Supplied text —

Photo: wan mohd

Women We Read This Week

1. Rachel Monroe’s “#Vanlife, the Bohemian Social-Media Movement” for The New Yorker

Years ago, when my husband and I were traveling around the West in a 2003 Chevy Aveo (a car the size and color of a Skittle), we camped at Badlands National Park. Next to us was an old Volkswagen van occupied by a gorgeous young couple and their son. They cooked in the van, had coffee there, played with their little boy, the doors thrown open to the surreal reliefs of the landscape. It looked so dreamy that Jorge and I have nurtured the fantasy of selling everything and taking off in a van ever since.

Not anymore. Monroe’s piece is a fascinating, nauseating reveal of social media’s rapacious commodification of every aspect of everyday life, even–and especially–the most far-flung hippie escapist fantasies. The characters in her piece are at turns victims–sucked into nonstop content production for their sponsors, their lives converted into a set for choice products–and the worst kind of new age posers, refusing to accept their role as marketers (calling their sponsorships “alliances” is just one laughable example) as they stage their freewheeling yoga-and-surfing life for an audience desperate for authenticity.

Data extracts —
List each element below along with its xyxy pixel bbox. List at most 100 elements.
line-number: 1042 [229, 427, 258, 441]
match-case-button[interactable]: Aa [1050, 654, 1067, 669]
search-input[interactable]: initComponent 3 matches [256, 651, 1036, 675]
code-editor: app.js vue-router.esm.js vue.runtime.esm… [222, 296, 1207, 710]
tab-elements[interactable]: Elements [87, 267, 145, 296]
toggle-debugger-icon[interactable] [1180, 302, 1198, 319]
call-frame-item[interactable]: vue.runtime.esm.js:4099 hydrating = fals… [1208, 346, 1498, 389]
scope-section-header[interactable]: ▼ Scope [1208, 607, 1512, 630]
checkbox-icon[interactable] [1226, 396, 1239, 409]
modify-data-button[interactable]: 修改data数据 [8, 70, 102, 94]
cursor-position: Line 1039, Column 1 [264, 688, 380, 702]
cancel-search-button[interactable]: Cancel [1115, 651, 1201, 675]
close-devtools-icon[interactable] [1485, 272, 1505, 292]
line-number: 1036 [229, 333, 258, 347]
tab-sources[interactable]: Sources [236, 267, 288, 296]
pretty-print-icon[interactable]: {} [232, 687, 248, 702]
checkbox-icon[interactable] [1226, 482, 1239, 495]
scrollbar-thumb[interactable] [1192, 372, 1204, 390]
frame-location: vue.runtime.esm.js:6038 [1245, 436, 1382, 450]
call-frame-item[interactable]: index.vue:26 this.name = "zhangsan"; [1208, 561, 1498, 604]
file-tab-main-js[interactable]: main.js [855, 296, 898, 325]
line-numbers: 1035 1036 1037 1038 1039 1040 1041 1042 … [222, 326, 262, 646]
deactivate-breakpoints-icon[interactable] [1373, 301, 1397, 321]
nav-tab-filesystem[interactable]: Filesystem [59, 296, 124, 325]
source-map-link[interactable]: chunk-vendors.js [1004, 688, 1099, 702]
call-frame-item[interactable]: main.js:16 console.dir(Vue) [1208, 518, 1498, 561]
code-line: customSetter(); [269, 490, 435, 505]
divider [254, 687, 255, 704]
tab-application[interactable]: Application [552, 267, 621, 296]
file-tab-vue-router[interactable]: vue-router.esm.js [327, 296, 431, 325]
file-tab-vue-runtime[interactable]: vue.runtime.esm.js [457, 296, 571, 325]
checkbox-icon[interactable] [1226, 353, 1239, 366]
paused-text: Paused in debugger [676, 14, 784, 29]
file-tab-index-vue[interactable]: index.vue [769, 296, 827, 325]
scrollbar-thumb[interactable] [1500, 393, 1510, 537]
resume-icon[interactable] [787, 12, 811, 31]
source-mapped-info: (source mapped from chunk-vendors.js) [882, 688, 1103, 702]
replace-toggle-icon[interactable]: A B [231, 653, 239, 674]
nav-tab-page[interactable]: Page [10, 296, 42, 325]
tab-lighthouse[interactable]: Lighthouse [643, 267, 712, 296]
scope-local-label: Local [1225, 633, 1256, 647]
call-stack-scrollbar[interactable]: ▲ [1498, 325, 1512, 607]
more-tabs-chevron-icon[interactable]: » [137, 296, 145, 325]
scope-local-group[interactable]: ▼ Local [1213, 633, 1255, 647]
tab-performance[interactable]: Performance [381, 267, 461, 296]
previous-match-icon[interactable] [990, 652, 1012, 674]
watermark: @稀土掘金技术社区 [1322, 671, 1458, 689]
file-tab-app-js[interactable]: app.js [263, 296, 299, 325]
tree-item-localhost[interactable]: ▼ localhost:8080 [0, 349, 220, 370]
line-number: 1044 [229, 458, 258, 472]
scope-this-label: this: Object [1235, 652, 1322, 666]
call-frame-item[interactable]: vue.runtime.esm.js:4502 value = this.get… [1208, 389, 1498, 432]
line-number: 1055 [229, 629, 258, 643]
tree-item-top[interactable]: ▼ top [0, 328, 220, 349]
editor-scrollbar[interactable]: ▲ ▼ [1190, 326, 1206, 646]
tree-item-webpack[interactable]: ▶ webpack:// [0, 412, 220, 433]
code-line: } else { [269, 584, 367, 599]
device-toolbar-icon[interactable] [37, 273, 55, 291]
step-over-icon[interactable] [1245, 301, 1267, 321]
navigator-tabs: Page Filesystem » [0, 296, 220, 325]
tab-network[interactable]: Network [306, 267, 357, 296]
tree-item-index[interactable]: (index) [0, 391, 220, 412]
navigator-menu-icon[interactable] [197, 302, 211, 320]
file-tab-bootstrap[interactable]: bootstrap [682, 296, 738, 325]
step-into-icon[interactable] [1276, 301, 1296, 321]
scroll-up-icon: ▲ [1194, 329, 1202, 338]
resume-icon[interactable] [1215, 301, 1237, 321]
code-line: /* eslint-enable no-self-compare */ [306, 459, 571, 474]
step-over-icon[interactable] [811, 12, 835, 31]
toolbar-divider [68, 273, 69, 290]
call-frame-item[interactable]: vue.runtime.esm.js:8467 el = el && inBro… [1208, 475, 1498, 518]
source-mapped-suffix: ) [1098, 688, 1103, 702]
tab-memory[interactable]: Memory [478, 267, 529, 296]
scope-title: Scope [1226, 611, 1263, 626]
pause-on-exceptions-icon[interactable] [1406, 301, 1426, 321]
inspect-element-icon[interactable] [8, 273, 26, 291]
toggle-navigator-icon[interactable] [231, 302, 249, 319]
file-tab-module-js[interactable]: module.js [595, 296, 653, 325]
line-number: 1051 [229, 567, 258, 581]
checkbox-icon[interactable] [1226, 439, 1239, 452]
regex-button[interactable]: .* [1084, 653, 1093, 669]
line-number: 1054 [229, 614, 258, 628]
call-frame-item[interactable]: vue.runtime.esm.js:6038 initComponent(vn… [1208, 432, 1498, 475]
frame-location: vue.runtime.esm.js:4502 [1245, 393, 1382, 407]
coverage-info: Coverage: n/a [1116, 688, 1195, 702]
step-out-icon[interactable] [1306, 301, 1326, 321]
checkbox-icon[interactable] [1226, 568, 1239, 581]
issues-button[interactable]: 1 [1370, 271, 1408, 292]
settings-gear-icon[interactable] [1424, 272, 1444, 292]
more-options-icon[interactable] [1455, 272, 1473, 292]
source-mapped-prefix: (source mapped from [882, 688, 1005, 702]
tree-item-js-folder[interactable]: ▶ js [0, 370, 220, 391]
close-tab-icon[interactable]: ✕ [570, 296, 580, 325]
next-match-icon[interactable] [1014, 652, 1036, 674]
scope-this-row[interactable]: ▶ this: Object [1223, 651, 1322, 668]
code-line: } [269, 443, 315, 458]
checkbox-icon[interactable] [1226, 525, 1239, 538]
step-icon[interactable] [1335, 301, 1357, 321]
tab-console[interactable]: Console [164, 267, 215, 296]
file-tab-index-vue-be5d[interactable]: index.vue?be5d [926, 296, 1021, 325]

Required tasks —
1. Answer these about the reading roundup:
(a) What car were the writer and Jorge traveling in?
(b) At which national park did they camp?
(c) What word do the people in Monroe's piece use for their sponsorships?
2. Write what comes next in the reading roundup, following on from its final sentence.
The records were taken from a different source than the reading roundup.

Task-by-task results —
1.
(a) A 2003 Chevy Aveo.
(b) Badlands National Park.
(c) "Alliances."

2.
A taste:

There is an undeniable aesthetic and demographic conformity in the vanlife world. Nearly all of the most popular accounts belong to young, attractive, white, heterosexual couples. “There’s the pretty van girl and the woodsy van guy,” Smith said. “That’s what people want to see.” At times, the vanlife community seems full of millennials living out a leftover baby-boomer fantasy: the Volkswagens, the neo-hippie fashions, the retro gender dynamics.

2. Kate Ristow’s “Why Didn’t I Get Help for Postpartum Depression Sooner?” in New York Magazine

Ristow chronicles her experience here with postpartum depression, but the focus isn’t so much on the nature of the disease itself but on the way it is still stigmatized, overlooked, and minimized, even while most women are ostensibly screened for it after birth. She writes, “I wonder, now, what would have happened if we treated postpartum depression as more routine than taboo.” This would mean acknowledging that many women may flounder in a middle ground, not so depressed that they can’t function, but overwhelmed enough that their lives are seriously impaired.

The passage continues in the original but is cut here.